**To be done**
Records follow. Copy every line with "marier".

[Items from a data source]
----
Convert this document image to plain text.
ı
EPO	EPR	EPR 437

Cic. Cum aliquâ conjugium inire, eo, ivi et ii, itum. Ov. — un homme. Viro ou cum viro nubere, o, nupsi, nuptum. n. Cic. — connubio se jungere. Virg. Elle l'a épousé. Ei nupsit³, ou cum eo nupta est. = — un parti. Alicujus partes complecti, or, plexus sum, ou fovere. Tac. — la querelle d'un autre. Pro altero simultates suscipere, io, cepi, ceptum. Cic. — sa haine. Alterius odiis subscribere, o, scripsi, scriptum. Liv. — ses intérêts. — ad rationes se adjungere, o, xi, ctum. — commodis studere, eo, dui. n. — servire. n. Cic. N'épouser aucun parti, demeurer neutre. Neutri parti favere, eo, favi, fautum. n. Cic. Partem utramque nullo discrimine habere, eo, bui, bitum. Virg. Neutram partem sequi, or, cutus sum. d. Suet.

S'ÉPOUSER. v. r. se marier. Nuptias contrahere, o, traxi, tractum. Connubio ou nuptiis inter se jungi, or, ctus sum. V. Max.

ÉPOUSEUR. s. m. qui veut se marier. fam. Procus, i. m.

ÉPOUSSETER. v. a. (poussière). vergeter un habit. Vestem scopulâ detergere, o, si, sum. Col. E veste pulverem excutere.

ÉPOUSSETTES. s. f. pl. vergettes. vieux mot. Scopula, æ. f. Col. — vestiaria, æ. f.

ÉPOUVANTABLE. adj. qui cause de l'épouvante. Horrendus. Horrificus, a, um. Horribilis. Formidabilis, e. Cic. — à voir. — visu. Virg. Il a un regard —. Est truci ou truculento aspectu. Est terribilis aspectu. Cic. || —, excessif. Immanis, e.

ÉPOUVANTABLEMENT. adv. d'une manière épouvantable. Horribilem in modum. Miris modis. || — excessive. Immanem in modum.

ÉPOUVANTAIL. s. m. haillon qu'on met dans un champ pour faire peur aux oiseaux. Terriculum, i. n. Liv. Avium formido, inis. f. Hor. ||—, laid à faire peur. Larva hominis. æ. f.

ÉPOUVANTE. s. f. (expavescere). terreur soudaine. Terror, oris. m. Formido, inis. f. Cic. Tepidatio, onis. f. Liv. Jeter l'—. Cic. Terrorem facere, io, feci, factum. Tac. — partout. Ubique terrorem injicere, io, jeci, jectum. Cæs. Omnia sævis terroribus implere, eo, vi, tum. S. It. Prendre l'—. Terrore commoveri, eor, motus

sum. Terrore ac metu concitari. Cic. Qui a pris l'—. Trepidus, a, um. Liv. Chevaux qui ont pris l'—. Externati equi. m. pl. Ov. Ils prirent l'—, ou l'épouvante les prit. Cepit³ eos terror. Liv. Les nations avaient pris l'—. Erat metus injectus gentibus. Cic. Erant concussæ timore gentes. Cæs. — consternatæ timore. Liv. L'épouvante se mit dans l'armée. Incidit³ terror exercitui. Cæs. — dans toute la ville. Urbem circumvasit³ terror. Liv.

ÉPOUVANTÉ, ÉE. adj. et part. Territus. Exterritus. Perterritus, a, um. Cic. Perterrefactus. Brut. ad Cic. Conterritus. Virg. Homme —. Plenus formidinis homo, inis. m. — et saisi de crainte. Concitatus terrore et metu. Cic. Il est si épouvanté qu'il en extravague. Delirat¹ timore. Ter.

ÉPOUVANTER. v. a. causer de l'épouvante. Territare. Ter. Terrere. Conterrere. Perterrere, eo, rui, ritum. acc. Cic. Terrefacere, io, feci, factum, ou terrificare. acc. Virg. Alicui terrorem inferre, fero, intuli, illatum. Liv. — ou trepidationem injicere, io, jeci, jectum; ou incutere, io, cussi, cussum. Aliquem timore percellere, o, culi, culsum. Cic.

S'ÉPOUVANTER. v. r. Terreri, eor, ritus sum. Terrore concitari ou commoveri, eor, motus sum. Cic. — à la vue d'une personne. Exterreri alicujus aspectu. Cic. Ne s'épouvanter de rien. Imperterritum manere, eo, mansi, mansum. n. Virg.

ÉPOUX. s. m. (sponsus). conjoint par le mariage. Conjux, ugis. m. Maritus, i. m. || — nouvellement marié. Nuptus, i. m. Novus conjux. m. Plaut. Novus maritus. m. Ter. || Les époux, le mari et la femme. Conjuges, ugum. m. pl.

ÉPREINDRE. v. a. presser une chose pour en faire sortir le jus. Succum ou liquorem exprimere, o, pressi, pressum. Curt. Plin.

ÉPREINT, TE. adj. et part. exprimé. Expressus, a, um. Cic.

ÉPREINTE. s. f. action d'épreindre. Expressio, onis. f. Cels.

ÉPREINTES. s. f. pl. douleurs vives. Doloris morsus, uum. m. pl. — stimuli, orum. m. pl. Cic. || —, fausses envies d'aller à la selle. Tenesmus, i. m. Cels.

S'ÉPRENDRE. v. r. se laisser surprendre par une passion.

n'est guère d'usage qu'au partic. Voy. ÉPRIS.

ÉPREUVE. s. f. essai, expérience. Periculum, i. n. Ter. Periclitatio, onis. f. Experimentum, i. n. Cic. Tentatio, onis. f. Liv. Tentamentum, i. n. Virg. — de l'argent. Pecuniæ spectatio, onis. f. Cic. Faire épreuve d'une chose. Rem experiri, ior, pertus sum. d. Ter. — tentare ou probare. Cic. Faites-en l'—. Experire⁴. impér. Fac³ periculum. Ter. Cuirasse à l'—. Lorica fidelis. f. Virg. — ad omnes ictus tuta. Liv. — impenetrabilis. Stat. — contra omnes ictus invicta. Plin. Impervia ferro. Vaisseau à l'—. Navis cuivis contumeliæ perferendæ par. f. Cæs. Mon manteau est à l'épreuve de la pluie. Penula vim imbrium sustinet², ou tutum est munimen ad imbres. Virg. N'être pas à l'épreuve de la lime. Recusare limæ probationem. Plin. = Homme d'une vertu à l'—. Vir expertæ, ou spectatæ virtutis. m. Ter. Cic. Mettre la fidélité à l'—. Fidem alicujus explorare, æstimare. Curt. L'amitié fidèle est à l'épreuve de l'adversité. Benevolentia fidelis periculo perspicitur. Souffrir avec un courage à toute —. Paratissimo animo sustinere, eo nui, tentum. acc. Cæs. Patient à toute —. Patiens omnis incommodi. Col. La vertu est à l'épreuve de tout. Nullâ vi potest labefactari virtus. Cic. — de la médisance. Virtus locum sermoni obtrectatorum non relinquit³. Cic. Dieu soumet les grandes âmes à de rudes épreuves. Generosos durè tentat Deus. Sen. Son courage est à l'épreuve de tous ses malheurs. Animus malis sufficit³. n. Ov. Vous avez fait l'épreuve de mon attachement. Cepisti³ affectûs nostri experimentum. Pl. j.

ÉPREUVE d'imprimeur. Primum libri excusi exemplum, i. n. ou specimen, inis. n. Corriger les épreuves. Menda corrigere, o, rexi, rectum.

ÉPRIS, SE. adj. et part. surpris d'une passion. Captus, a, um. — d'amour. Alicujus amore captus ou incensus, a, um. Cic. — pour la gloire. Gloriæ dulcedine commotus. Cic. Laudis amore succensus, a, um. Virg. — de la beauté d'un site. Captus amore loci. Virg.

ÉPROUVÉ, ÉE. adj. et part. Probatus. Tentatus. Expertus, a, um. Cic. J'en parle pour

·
----
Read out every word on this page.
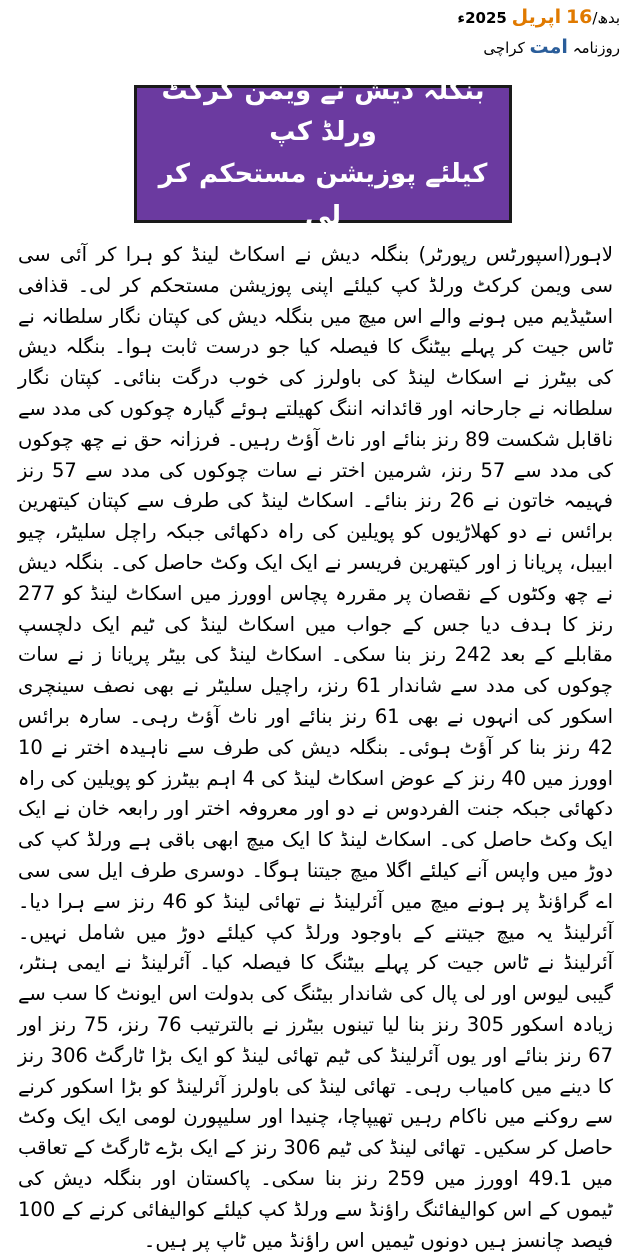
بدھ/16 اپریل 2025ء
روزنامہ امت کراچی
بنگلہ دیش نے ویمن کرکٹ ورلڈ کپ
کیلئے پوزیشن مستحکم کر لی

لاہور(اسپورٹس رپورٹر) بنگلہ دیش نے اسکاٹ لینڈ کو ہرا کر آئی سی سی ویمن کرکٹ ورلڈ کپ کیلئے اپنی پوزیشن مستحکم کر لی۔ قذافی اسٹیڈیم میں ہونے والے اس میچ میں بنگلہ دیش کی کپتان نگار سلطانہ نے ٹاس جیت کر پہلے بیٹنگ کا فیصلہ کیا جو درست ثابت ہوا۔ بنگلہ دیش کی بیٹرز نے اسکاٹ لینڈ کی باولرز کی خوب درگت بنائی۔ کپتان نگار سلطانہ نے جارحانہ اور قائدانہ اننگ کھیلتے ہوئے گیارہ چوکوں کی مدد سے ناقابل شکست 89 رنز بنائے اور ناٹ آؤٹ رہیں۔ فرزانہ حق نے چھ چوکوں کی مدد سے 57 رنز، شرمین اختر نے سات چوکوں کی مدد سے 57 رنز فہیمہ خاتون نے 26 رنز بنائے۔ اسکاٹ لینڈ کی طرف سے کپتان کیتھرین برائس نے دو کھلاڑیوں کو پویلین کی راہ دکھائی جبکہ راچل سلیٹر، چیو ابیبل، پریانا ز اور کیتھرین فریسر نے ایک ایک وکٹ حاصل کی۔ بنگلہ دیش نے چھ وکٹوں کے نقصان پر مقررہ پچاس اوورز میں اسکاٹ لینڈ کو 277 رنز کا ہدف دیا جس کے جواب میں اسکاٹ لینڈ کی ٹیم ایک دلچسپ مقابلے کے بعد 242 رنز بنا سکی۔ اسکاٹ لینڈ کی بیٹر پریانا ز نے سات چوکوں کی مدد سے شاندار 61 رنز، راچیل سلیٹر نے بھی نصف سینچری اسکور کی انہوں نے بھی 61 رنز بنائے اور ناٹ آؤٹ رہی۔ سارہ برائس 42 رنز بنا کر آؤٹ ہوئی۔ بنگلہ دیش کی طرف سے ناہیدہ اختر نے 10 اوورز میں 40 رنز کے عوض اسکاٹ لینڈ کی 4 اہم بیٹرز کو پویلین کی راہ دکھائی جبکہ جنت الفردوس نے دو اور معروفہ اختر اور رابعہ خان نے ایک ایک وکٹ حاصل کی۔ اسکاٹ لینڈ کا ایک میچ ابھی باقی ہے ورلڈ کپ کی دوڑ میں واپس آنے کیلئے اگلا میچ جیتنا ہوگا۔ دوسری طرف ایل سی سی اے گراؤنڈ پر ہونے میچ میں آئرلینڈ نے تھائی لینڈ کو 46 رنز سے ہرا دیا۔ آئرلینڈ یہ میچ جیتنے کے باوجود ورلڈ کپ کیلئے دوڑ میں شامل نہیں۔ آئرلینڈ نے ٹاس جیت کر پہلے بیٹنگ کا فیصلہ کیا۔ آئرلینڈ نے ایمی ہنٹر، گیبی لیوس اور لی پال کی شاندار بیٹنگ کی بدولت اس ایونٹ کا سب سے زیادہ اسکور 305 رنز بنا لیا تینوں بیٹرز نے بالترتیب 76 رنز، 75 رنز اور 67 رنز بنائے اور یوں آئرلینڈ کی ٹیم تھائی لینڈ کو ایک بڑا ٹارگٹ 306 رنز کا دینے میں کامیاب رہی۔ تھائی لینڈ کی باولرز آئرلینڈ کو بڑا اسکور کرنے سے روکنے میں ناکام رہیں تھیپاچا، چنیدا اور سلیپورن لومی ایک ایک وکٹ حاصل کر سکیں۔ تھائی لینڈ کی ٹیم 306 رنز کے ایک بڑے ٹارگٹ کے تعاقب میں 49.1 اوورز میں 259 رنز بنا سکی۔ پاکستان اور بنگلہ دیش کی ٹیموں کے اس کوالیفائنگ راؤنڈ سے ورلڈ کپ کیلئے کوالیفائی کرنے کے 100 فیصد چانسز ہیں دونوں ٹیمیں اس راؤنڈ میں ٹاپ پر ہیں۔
----
**Reply to the task**
S'ÉPOUSER. v. r. se marier. Nuptias contrahere, o, traxi, tractum. Connubio ou nuptiis inter se jungi, or, ctus sum. V. Max.
ÉPOUSEUR. s. m. qui veut se marier. fam. Procus, i. m.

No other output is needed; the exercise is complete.